MDMA-assisted psychotherapy trials to begin final phase in Vancouver

published on January 21, 2018 by Geordon Omand in The Globe and Mail

Ed Thompson remembers the helplessness he felt each of the thousands of times his twin daughters would turn blue and go lifeless in his arms.

The young girls suffered from acute breath-holding spells, an involuntary condition that causes children to pass out, in their case up to 40 times a day.

“Having your kids die in your arms 7,500 times kind of sucks,” he said.

The girls’ conditions eventually improved, but the experience compounded earlier trauma Thompson had witnessed as a firefighter in South Carolina, sending him into a spiral of post-traumatic stress, substance abuse and thoughts of suicide.

“We hope to prove that MDMA-assisted psychotherapy is the most effective treatment for PTSD that exists on the planet,” said Mark Haden, a public health professor at the University of British Columbia. Haden founded the Canadian wing of MAPS and helped organize stage two of the organization’s research trials in Vancouver.

Traditional PTSD treatment focuses on desensitization, which is painful and can last years, or even a lifetime, Haden said, adding that only about 10 to 15 per cent of people successfully recover and the drop-out rate is high.

MDMA-assisted psychotherapy, however, lasts fewer than four months and preliminary studies show two thirds of participants remained free of PTSD one year after treatment, he said.

The experimental trials have been so successful, the U.S. Food and Drug Administration, which overseas the approval and regulation of pharmaceutical drugs, has labelled it a “breakthrough therapy” for PTSD treatment.

Action item: Using the article on MDMA-assisted psychotherapy trials, decide whether each statement agrees with it, answering yes or no and quoting the deciding words: (a) Thompson's twin daughters passed out as often as 40 times a day. (b) Haden said most people who undergo traditional PTSD treatment recover successfully. (c) Thompson once worked as a police officer in South Carolina.

Structured page parsing data:

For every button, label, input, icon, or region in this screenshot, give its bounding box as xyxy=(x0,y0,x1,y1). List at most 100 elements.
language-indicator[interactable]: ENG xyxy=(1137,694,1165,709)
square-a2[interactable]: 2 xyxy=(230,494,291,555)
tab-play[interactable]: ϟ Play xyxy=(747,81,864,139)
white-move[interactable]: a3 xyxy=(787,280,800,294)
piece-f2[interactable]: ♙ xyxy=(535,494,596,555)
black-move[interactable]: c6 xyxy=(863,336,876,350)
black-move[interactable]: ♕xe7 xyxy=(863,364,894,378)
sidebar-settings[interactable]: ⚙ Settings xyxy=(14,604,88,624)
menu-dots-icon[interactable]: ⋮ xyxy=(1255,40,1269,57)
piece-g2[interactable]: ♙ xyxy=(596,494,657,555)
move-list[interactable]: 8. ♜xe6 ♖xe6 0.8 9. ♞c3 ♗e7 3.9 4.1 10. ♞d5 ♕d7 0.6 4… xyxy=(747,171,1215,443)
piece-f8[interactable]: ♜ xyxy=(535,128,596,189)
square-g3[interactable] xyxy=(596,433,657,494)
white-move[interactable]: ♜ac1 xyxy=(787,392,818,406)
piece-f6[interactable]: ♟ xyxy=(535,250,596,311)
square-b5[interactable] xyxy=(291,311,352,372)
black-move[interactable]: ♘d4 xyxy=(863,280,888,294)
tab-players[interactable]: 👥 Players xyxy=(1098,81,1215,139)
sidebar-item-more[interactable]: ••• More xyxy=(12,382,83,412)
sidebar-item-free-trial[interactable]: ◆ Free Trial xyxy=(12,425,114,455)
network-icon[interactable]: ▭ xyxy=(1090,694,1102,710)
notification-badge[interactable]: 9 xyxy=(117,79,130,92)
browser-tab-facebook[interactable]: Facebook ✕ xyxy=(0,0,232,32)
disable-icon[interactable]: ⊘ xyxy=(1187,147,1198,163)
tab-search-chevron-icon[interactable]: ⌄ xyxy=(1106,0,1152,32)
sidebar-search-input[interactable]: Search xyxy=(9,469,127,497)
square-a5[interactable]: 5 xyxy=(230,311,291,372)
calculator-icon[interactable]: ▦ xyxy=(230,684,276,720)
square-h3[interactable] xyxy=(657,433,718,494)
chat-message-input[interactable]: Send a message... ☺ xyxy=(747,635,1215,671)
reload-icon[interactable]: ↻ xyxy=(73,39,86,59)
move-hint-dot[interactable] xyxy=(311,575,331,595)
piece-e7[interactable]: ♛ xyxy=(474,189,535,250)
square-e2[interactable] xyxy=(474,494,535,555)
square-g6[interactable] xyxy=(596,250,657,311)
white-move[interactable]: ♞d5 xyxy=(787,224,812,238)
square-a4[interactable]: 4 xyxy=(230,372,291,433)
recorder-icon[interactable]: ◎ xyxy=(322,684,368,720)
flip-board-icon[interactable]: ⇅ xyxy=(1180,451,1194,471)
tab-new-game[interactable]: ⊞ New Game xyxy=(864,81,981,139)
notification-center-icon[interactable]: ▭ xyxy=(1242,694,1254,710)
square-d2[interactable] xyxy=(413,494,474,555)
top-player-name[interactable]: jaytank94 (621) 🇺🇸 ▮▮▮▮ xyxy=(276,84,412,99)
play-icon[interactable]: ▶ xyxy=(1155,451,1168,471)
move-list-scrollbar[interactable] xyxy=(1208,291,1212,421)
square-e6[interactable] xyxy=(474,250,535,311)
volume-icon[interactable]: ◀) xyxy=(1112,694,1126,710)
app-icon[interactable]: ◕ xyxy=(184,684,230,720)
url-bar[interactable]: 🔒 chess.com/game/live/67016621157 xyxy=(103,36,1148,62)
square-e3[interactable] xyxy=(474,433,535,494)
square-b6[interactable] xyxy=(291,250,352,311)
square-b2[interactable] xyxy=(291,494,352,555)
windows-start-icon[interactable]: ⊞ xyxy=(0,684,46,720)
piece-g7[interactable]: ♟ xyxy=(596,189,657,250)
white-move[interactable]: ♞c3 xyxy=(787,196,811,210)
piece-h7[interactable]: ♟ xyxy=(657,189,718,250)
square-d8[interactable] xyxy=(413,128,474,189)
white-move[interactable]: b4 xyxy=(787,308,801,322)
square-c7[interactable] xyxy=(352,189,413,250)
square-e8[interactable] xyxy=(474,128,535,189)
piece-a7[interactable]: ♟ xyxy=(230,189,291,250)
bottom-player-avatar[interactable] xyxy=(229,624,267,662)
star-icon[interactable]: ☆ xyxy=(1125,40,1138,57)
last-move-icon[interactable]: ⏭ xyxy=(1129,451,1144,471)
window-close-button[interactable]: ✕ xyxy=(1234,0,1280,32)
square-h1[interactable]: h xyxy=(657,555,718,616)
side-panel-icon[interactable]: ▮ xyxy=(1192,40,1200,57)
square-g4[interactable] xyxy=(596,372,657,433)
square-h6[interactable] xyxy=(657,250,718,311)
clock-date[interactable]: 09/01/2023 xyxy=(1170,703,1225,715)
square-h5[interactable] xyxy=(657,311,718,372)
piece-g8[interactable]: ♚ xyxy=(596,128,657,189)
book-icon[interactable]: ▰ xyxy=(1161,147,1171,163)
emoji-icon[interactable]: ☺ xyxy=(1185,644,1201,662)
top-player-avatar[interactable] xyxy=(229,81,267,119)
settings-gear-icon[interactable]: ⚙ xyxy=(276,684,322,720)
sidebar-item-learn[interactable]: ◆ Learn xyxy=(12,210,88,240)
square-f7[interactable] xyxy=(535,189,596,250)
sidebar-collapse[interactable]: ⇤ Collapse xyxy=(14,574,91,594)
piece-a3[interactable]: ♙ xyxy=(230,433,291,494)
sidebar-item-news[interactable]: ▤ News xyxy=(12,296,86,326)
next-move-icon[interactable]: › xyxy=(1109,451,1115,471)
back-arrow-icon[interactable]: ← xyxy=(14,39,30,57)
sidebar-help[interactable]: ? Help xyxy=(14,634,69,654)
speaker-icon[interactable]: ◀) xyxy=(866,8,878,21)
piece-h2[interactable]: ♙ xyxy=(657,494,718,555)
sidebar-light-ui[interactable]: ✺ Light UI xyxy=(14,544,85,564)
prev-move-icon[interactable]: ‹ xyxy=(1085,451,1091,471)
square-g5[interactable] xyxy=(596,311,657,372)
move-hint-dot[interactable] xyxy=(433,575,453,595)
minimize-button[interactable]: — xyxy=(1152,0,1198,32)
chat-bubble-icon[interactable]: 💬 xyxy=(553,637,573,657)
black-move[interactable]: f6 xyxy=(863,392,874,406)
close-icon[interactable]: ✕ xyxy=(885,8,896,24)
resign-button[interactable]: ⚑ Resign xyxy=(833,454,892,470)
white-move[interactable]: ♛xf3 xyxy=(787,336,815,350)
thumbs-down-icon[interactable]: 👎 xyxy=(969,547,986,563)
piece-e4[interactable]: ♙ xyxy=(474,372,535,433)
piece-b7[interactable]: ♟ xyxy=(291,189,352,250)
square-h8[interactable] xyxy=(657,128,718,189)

Answer section:
(a) Yes: "in their case up to 40 times a day"
(b) No: "only about 10 to 15 per cent of people successfully recover"
(c) No: "as a firefighter in South Carolina"